(begin)

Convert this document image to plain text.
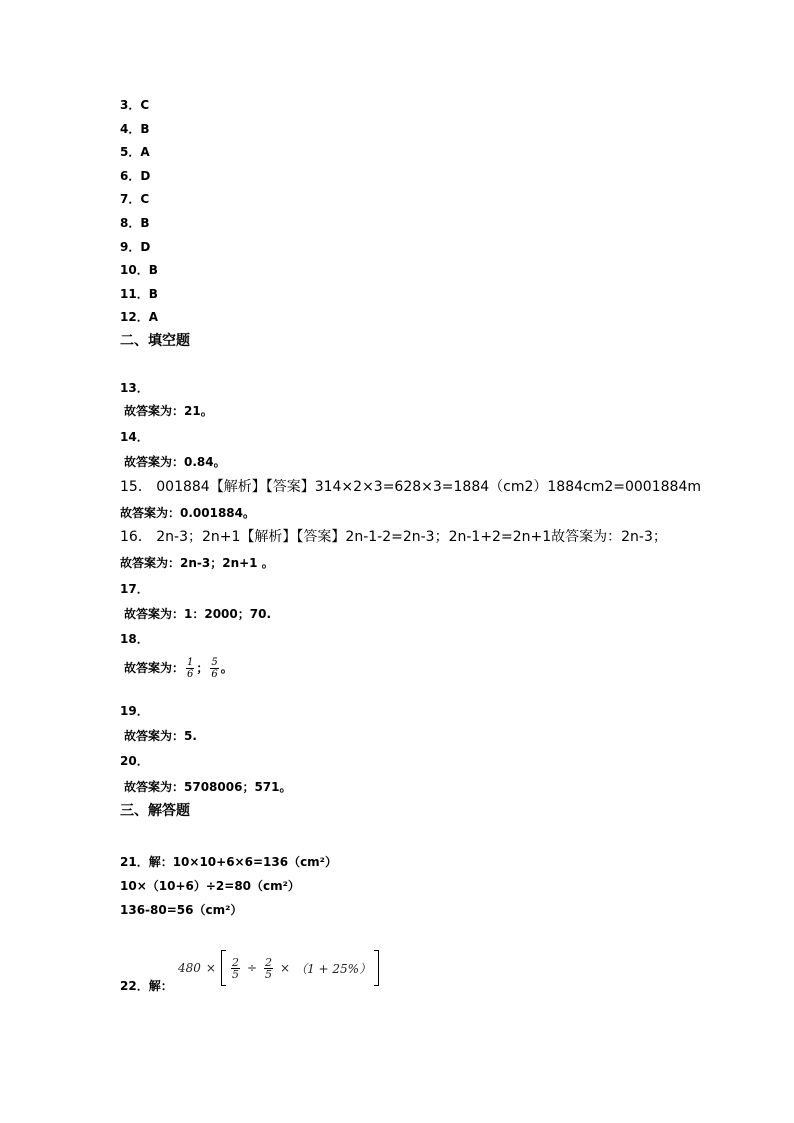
3．C
4．B
5．A
6．D
7．C
8．B
9．D
10．B
11．B
12．A
二、填空题
13．
故答案为：21。
14．
故答案为：0.84。
15． 001884【解析】【答案】314×2×3=628×3=1884（cm2）1884cm2=0001884m
故答案为：0.001884。
16． 2n-3；2n+1【解析】【答案】2n-1-2=2n-3；2n-1+2=2n+1故答案为：2n-3；
故答案为：2n-3；2n+1 。
17．
故答案为：1：2000；70.
18．
故答案为： $\frac{1}{6}$ ； $\frac{5}{6}$ 。
19．
故答案为：5.
20．
故答案为：5708006；571。
三、解答题
21．解：10×10+6×6=136（cm²）
10×（10+6）÷2=80（cm²）
136-80=56（cm²）
22．解：
$480 \times \frac{2}{5} \div \frac{2}{5} \times (1 + 25\%)$
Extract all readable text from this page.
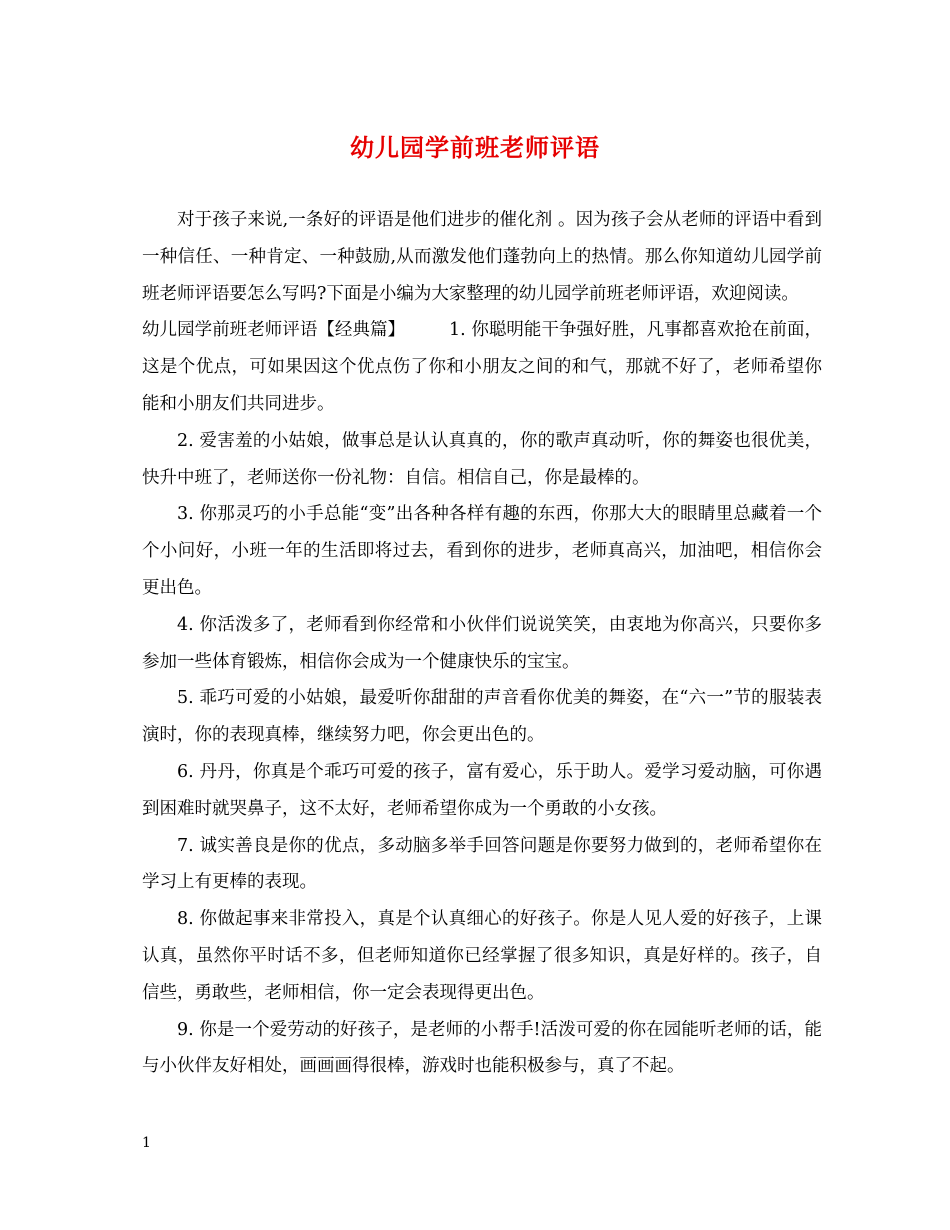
幼儿园学前班老师评语

对于孩子来说,一条好的评语是他们进步的催化剂 。因为孩子会从老师的评语中看到一种信任、一种肯定、一种鼓励,从而激发他们蓬勃向上的热情。那么你知道幼儿园学前班老师评语要怎么写吗?下面是小编为大家整理的幼儿园学前班老师评语，欢迎阅读。

幼儿园学前班老师评语【经典篇】	1. 你聪明能干争强好胜，凡事都喜欢抢在前面，这是个优点，可如果因这个优点伤了你和小朋友之间的和气，那就不好了，老师希望你能和小朋友们共同进步。

2. 爱害羞的小姑娘，做事总是认认真真的，你的歌声真动听，你的舞姿也很优美，快升中班了，老师送你一份礼物：自信。相信自己，你是最棒的。

3. 你那灵巧的小手总能“变”出各种各样有趣的东西，你那大大的眼睛里总藏着一个个小问好，小班一年的生活即将过去，看到你的进步，老师真高兴，加油吧，相信你会更出色。

4. 你活泼多了，老师看到你经常和小伙伴们说说笑笑，由衷地为你高兴，只要你多参加一些体育锻炼，相信你会成为一个健康快乐的宝宝。

5. 乖巧可爱的小姑娘，最爱听你甜甜的声音看你优美的舞姿，在“六一”节的服装表演时，你的表现真棒，继续努力吧，你会更出色的。

6. 丹丹，你真是个乖巧可爱的孩子，富有爱心，乐于助人。爱学习爱动脑，可你遇到困难时就哭鼻子，这不太好，老师希望你成为一个勇敢的小女孩。

7. 诚实善良是你的优点，多动脑多举手回答问题是你要努力做到的，老师希望你在学习上有更棒的表现。

8. 你做起事来非常投入，真是个认真细心的好孩子。你是人见人爱的好孩子，上课认真，虽然你平时话不多，但老师知道你已经掌握了很多知识，真是好样的。孩子，自信些，勇敢些，老师相信，你一定会表现得更出色。

9. 你是一个爱劳动的好孩子，是老师的小帮手!活泼可爱的你在园能听老师的话，能与小伙伴友好相处，画画画得很棒，游戏时也能积极参与，真了不起。

1
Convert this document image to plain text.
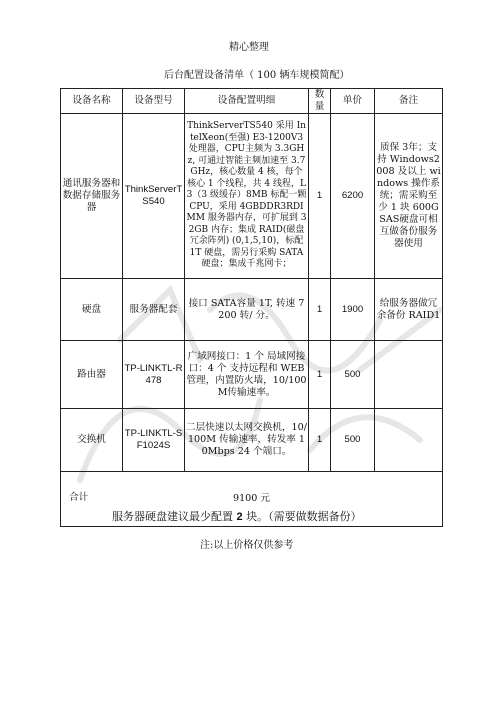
精心整理
后台配置设备清单（ 100 辆车规模简配）
设备名称	设备型号	设备配置明细	数量	单价	备注
通讯服务器和数据存储服务器	ThinkServerTS540	ThinkServerTS540 采用 IntelXeon(至强) E3-1200V3 处理器，CPU主频为 3.3GHz, 可通过智能主频加速至 3.7GHz，核心数量 4 核，每个核心 1 个线程，共 4 线程，L3（3 级缓存）8MB 标配一颗 CPU，采用 4GBDDR3RDIMM 服务器内存，可扩展到 32GB 内存；集成 RAID(磁盘冗余阵列) (0,1,5,10)，标配 1T 硬盘，需另行采购 SATA硬盘；集成千兆网卡；	1	6200	质保 3年；支持 Windows2008 及以上 windows 操作系统；需采购至少 1 块 600GSAS硬盘可相互做备份服务器使用
硬盘	服务器配套	接口 SATA容量 1T, 转速 7200 转/ 分。	1	1900	给服务器做冗余备份 RAID1
路由器	TP-LINKTL-R478	广域网接口：1 个 局域网接口：4 个 支持远程和 WEB管理，内置防火墙，10/100M传输速率。	1	500	
交换机	TP-LINKTL-SF1024S	二层快速以太网交换机，10/100M 传输速率，转发率 10Mbps 24 个端口。	1	500	

合计 9100 元					
服务器硬盘建议最少配置 2 块。（需要做数据备份）
注:以上价格仅供参考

(end)

» AIM
Without including any pictures, please restate all the records exactly.

» OUTPUT FOR THIS TASK
Convert this document image to plain text.
3．C
4．B
5．A
6．D
7．C
8．B
9．D
10．B
11．B
12．A
二、填空题
13．
故答案为：21。
14．
故答案为：0.84。
15． 001884【解析】【答案】314×2×3=628×3=1884（cm2）1884cm2=0001884m
故答案为：0.001884。
16． 2n-3；2n+1【解析】【答案】2n-1-2=2n-3；2n-1+2=2n+1故答案为：2n-3；
故答案为：2n-3；2n+1 。
17．
故答案为：1：2000；70.
18．
故答案为： $\frac{1}{6}$ ； $\frac{5}{6}$ 。
19．
故答案为：5.
20．
故答案为：5708006；571。
三、解答题
21．解：10×10+6×6=136（cm²）
10×（10+6）÷2=80（cm²）
136-80=56（cm²）
22．解：
$480 \times \frac{2}{5} \div \frac{2}{5} \times (1 + 25\%)$
Extract all readable text from this page.
幼儿园学前班老师评语

对于孩子来说,一条好的评语是他们进步的催化剂 。因为孩子会从老师的评语中看到一种信任、一种肯定、一种鼓励,从而激发他们蓬勃向上的热情。那么你知道幼儿园学前班老师评语要怎么写吗?下面是小编为大家整理的幼儿园学前班老师评语，欢迎阅读。

幼儿园学前班老师评语【经典篇】	1. 你聪明能干争强好胜，凡事都喜欢抢在前面，这是个优点，可如果因这个优点伤了你和小朋友之间的和气，那就不好了，老师希望你能和小朋友们共同进步。

2. 爱害羞的小姑娘，做事总是认认真真的，你的歌声真动听，你的舞姿也很优美，快升中班了，老师送你一份礼物：自信。相信自己，你是最棒的。

3. 你那灵巧的小手总能“变”出各种各样有趣的东西，你那大大的眼睛里总藏着一个个小问好，小班一年的生活即将过去，看到你的进步，老师真高兴，加油吧，相信你会更出色。

4. 你活泼多了，老师看到你经常和小伙伴们说说笑笑，由衷地为你高兴，只要你多参加一些体育锻炼，相信你会成为一个健康快乐的宝宝。

5. 乖巧可爱的小姑娘，最爱听你甜甜的声音看你优美的舞姿，在“六一”节的服装表演时，你的表现真棒，继续努力吧，你会更出色的。

6. 丹丹，你真是个乖巧可爱的孩子，富有爱心，乐于助人。爱学习爱动脑，可你遇到困难时就哭鼻子，这不太好，老师希望你成为一个勇敢的小女孩。

7. 诚实善良是你的优点，多动脑多举手回答问题是你要努力做到的，老师希望你在学习上有更棒的表现。

8. 你做起事来非常投入，真是个认真细心的好孩子。你是人见人爱的好孩子，上课认真，虽然你平时话不多，但老师知道你已经掌握了很多知识，真是好样的。孩子，自信些，勇敢些，老师相信，你一定会表现得更出色。

9. 你是一个爱劳动的好孩子，是老师的小帮手!活泼可爱的你在园能听老师的话，能与小伙伴友好相处，画画画得很棒，游戏时也能积极参与，真了不起。

1
Convert this document image to plain text.
精心整理
后台配置设备清单（ 100 辆车规模简配）
设备名称	设备型号	设备配置明细	数量	单价	备注
通讯服务器和数据存储服务器	ThinkServerTS540	ThinkServerTS540 采用 IntelXeon(至强) E3-1200V3 处理器，CPU主频为 3.3GHz, 可通过智能主频加速至 3.7GHz，核心数量 4 核，每个核心 1 个线程，共 4 线程，L3（3 级缓存）8MB 标配一颗 CPU，采用 4GBDDR3RDIMM 服务器内存，可扩展到 32GB 内存；集成 RAID(磁盘冗余阵列) (0,1,5,10)，标配 1T 硬盘，需另行采购 SATA硬盘；集成千兆网卡；	1	6200	质保 3年；支持 Windows2008 及以上 windows 操作系统；需采购至少 1 块 600GSAS硬盘可相互做备份服务器使用
硬盘	服务器配套	接口 SATA容量 1T, 转速 7200 转/ 分。	1	1900	给服务器做冗余备份 RAID1
路由器	TP-LINKTL-R478	广域网接口：1 个 局域网接口：4 个 支持远程和 WEB管理，内置防火墙，10/100M传输速率。	1	500	
交换机	TP-LINKTL-SF1024S	二层快速以太网交换机，10/100M 传输速率，转发率 10Mbps 24 个端口。	1	500	

合计 9100 元					
服务器硬盘建议最少配置 2 块。（需要做数据备份）
注:以上价格仅供参考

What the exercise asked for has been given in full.